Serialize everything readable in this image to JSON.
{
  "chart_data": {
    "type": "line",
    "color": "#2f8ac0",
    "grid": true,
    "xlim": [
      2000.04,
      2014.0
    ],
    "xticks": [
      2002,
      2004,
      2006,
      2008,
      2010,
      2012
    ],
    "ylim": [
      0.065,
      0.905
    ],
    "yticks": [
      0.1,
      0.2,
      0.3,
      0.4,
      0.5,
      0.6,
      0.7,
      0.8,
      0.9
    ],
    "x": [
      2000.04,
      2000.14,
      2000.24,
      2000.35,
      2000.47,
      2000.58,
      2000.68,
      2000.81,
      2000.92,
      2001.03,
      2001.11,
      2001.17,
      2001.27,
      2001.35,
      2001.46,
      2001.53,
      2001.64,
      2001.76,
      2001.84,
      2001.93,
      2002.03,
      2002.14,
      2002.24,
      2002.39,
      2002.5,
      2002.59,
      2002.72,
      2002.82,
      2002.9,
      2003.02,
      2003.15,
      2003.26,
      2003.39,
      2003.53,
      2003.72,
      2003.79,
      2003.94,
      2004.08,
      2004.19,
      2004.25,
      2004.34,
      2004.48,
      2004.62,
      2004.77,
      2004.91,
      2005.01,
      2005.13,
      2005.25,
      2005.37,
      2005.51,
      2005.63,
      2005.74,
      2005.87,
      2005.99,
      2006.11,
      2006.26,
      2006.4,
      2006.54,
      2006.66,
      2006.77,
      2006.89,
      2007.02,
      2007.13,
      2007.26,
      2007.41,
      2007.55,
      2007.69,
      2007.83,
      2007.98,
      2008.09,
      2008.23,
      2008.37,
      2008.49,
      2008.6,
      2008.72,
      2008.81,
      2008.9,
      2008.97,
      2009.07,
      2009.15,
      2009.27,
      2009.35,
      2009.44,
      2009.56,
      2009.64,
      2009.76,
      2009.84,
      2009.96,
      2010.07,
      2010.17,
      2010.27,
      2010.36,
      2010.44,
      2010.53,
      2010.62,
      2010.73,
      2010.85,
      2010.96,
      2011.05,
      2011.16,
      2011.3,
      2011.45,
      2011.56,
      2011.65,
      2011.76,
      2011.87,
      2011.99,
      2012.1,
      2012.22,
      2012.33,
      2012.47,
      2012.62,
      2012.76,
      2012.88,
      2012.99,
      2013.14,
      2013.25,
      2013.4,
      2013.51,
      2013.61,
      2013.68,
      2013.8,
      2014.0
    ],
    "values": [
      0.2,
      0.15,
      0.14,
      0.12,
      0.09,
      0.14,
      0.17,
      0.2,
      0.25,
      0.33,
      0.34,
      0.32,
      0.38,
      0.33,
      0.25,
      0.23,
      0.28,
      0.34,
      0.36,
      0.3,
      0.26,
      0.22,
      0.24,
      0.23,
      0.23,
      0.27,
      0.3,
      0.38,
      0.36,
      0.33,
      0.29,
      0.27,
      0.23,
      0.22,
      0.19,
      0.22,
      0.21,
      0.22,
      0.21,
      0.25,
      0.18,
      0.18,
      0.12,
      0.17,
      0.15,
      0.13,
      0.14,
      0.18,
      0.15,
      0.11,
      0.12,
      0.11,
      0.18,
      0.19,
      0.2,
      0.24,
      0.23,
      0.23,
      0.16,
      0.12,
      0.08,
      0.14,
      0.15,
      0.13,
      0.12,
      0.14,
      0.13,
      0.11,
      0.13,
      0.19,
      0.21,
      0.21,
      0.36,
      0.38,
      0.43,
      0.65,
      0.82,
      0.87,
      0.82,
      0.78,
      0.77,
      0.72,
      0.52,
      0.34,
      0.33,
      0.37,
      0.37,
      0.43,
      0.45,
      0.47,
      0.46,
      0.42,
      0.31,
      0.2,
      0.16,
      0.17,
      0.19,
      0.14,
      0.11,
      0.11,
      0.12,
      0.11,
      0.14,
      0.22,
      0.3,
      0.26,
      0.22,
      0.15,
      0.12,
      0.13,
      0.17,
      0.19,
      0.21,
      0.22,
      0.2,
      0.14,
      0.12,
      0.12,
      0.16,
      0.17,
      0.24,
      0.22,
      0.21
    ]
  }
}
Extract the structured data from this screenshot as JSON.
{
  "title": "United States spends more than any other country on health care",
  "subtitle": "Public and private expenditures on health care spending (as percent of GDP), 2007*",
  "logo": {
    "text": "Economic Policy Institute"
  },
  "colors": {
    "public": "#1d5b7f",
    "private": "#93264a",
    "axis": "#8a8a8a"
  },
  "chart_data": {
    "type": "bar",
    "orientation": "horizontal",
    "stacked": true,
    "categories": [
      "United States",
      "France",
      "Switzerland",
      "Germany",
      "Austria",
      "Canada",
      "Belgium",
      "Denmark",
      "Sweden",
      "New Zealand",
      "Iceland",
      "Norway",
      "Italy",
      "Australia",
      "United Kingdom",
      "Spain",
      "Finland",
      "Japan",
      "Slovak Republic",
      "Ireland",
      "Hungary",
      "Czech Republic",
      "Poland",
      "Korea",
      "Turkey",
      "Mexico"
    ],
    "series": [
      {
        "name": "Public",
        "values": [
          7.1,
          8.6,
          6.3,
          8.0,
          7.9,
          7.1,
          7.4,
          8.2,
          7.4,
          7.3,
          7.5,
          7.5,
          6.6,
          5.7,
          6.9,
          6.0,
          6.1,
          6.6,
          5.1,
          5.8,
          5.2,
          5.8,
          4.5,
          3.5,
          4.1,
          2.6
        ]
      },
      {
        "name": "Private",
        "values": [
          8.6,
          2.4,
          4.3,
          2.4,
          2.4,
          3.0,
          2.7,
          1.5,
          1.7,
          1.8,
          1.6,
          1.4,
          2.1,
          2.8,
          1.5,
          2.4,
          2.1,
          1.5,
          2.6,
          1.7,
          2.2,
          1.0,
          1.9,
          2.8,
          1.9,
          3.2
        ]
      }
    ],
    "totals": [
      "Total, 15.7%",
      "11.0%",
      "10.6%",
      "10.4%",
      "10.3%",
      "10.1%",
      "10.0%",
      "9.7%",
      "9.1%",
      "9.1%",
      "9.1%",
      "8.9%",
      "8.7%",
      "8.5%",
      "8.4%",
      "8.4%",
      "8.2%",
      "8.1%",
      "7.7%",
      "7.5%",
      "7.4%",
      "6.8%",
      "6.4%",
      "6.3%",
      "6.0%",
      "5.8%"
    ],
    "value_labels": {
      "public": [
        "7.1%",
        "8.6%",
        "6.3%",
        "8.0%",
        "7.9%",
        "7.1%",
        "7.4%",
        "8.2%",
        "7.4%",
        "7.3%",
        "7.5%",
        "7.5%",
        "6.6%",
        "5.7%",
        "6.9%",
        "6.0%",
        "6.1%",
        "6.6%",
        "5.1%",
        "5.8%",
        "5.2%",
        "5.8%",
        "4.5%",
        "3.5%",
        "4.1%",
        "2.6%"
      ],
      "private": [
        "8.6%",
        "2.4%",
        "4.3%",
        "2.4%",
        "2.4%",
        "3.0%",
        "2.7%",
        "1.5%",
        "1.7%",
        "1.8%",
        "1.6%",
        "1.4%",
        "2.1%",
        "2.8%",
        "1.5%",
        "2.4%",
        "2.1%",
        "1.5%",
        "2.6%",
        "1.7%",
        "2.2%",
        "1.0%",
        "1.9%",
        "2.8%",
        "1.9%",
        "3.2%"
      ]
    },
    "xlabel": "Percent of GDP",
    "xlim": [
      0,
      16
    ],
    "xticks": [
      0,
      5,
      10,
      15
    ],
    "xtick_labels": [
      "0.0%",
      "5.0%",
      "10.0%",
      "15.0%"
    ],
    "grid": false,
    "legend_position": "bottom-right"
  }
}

^^^^

What you are asked to do —
Can you reproduce all the material exactly?

Result —
Serialize everything readable in this image to JSON.
{
  "chart_data": {
    "type": "line",
    "color": "#2f8ac0",
    "grid": true,
    "xlim": [
      2000.04,
      2014.0
    ],
    "xticks": [
      2002,
      2004,
      2006,
      2008,
      2010,
      2012
    ],
    "ylim": [
      0.065,
      0.905
    ],
    "yticks": [
      0.1,
      0.2,
      0.3,
      0.4,
      0.5,
      0.6,
      0.7,
      0.8,
      0.9
    ],
    "x": [
      2000.04,
      2000.14,
      2000.24,
      2000.35,
      2000.47,
      2000.58,
      2000.68,
      2000.81,
      2000.92,
      2001.03,
      2001.11,
      2001.17,
      2001.27,
      2001.35,
      2001.46,
      2001.53,
      2001.64,
      2001.76,
      2001.84,
      2001.93,
      2002.03,
      2002.14,
      2002.24,
      2002.39,
      2002.5,
      2002.59,
      2002.72,
      2002.82,
      2002.9,
      2003.02,
      2003.15,
      2003.26,
      2003.39,
      2003.53,
      2003.72,
      2003.79,
      2003.94,
      2004.08,
      2004.19,
      2004.25,
      2004.34,
      2004.48,
      2004.62,
      2004.77,
      2004.91,
      2005.01,
      2005.13,
      2005.25,
      2005.37,
      2005.51,
      2005.63,
      2005.74,
      2005.87,
      2005.99,
      2006.11,
      2006.26,
      2006.4,
      2006.54,
      2006.66,
      2006.77,
      2006.89,
      2007.02,
      2007.13,
      2007.26,
      2007.41,
      2007.55,
      2007.69,
      2007.83,
      2007.98,
      2008.09,
      2008.23,
      2008.37,
      2008.49,
      2008.6,
      2008.72,
      2008.81,
      2008.9,
      2008.97,
      2009.07,
      2009.15,
      2009.27,
      2009.35,
      2009.44,
      2009.56,
      2009.64,
      2009.76,
      2009.84,
      2009.96,
      2010.07,
      2010.17,
      2010.27,
      2010.36,
      2010.44,
      2010.53,
      2010.62,
      2010.73,
      2010.85,
      2010.96,
      2011.05,
      2011.16,
      2011.3,
      2011.45,
      2011.56,
      2011.65,
      2011.76,
      2011.87,
      2011.99,
      2012.1,
      2012.22,
      2012.33,
      2012.47,
      2012.62,
      2012.76,
      2012.88,
      2012.99,
      2013.14,
      2013.25,
      2013.4,
      2013.51,
      2013.61,
      2013.68,
      2013.8,
      2014.0
    ],
    "values": [
      0.2,
      0.15,
      0.14,
      0.12,
      0.09,
      0.14,
      0.17,
      0.2,
      0.25,
      0.33,
      0.34,
      0.32,
      0.38,
      0.33,
      0.25,
      0.23,
      0.28,
      0.34,
      0.36,
      0.3,
      0.26,
      0.22,
      0.24,
      0.23,
      0.23,
      0.27,
      0.3,
      0.38,
      0.36,
      0.33,
      0.29,
      0.27,
      0.23,
      0.22,
      0.19,
      0.22,
      0.21,
      0.22,
      0.21,
      0.25,
      0.18,
      0.18,
      0.12,
      0.17,
      0.15,
      0.13,
      0.14,
      0.18,
      0.15,
      0.11,
      0.12,
      0.11,
      0.18,
      0.19,
      0.2,
      0.24,
      0.23,
      0.23,
      0.16,
      0.12,
      0.08,
      0.14,
      0.15,
      0.13,
      0.12,
      0.14,
      0.13,
      0.11,
      0.13,
      0.19,
      0.21,
      0.21,
      0.36,
      0.38,
      0.43,
      0.65,
      0.82,
      0.87,
      0.82,
      0.78,
      0.77,
      0.72,
      0.52,
      0.34,
      0.33,
      0.37,
      0.37,
      0.43,
      0.45,
      0.47,
      0.46,
      0.42,
      0.31,
      0.2,
      0.16,
      0.17,
      0.19,
      0.14,
      0.11,
      0.11,
      0.12,
      0.11,
      0.14,
      0.22,
      0.3,
      0.26,
      0.22,
      0.15,
      0.12,
      0.13,
      0.17,
      0.19,
      0.21,
      0.22,
      0.2,
      0.14,
      0.12,
      0.12,
      0.16,
      0.17,
      0.24,
      0.22,
      0.21
    ]
  }
}
Extract the structured data from this screenshot as JSON.
{
  "title": "United States spends more than any other country on health care",
  "subtitle": "Public and private expenditures on health care spending (as percent of GDP), 2007*",
  "logo": {
    "text": "Economic Policy Institute"
  },
  "colors": {
    "public": "#1d5b7f",
    "private": "#93264a",
    "axis": "#8a8a8a"
  },
  "chart_data": {
    "type": "bar",
    "orientation": "horizontal",
    "stacked": true,
    "categories": [
      "United States",
      "France",
      "Switzerland",
      "Germany",
      "Austria",
      "Canada",
      "Belgium",
      "Denmark",
      "Sweden",
      "New Zealand",
      "Iceland",
      "Norway",
      "Italy",
      "Australia",
      "United Kingdom",
      "Spain",
      "Finland",
      "Japan",
      "Slovak Republic",
      "Ireland",
      "Hungary",
      "Czech Republic",
      "Poland",
      "Korea",
      "Turkey",
      "Mexico"
    ],
    "series": [
      {
        "name": "Public",
        "values": [
          7.1,
          8.6,
          6.3,
          8.0,
          7.9,
          7.1,
          7.4,
          8.2,
          7.4,
          7.3,
          7.5,
          7.5,
          6.6,
          5.7,
          6.9,
          6.0,
          6.1,
          6.6,
          5.1,
          5.8,
          5.2,
          5.8,
          4.5,
          3.5,
          4.1,
          2.6
        ]
      },
      {
        "name": "Private",
        "values": [
          8.6,
          2.4,
          4.3,
          2.4,
          2.4,
          3.0,
          2.7,
          1.5,
          1.7,
          1.8,
          1.6,
          1.4,
          2.1,
          2.8,
          1.5,
          2.4,
          2.1,
          1.5,
          2.6,
          1.7,
          2.2,
          1.0,
          1.9,
          2.8,
          1.9,
          3.2
        ]
      }
    ],
    "totals": [
      "Total, 15.7%",
      "11.0%",
      "10.6%",
      "10.4%",
      "10.3%",
      "10.1%",
      "10.0%",
      "9.7%",
      "9.1%",
      "9.1%",
      "9.1%",
      "8.9%",
      "8.7%",
      "8.5%",
      "8.4%",
      "8.4%",
      "8.2%",
      "8.1%",
      "7.7%",
      "7.5%",
      "7.4%",
      "6.8%",
      "6.4%",
      "6.3%",
      "6.0%",
      "5.8%"
    ],
    "value_labels": {
      "public": [
        "7.1%",
        "8.6%",
        "6.3%",
        "8.0%",
        "7.9%",
        "7.1%",
        "7.4%",
        "8.2%",
        "7.4%",
        "7.3%",
        "7.5%",
        "7.5%",
        "6.6%",
        "5.7%",
        "6.9%",
        "6.0%",
        "6.1%",
        "6.6%",
        "5.1%",
        "5.8%",
        "5.2%",
        "5.8%",
        "4.5%",
        "3.5%",
        "4.1%",
        "2.6%"
      ],
      "private": [
        "8.6%",
        "2.4%",
        "4.3%",
        "2.4%",
        "2.4%",
        "3.0%",
        "2.7%",
        "1.5%",
        "1.7%",
        "1.8%",
        "1.6%",
        "1.4%",
        "2.1%",
        "2.8%",
        "1.5%",
        "2.4%",
        "2.1%",
        "1.5%",
        "2.6%",
        "1.7%",
        "2.2%",
        "1.0%",
        "1.9%",
        "2.8%",
        "1.9%",
        "3.2%"
      ]
    },
    "xlabel": "Percent of GDP",
    "xlim": [
      0,
      16
    ],
    "xticks": [
      0,
      5,
      10,
      15
    ],
    "xtick_labels": [
      "0.0%",
      "5.0%",
      "10.0%",
      "15.0%"
    ],
    "grid": false,
    "legend_position": "bottom-right"
  }
}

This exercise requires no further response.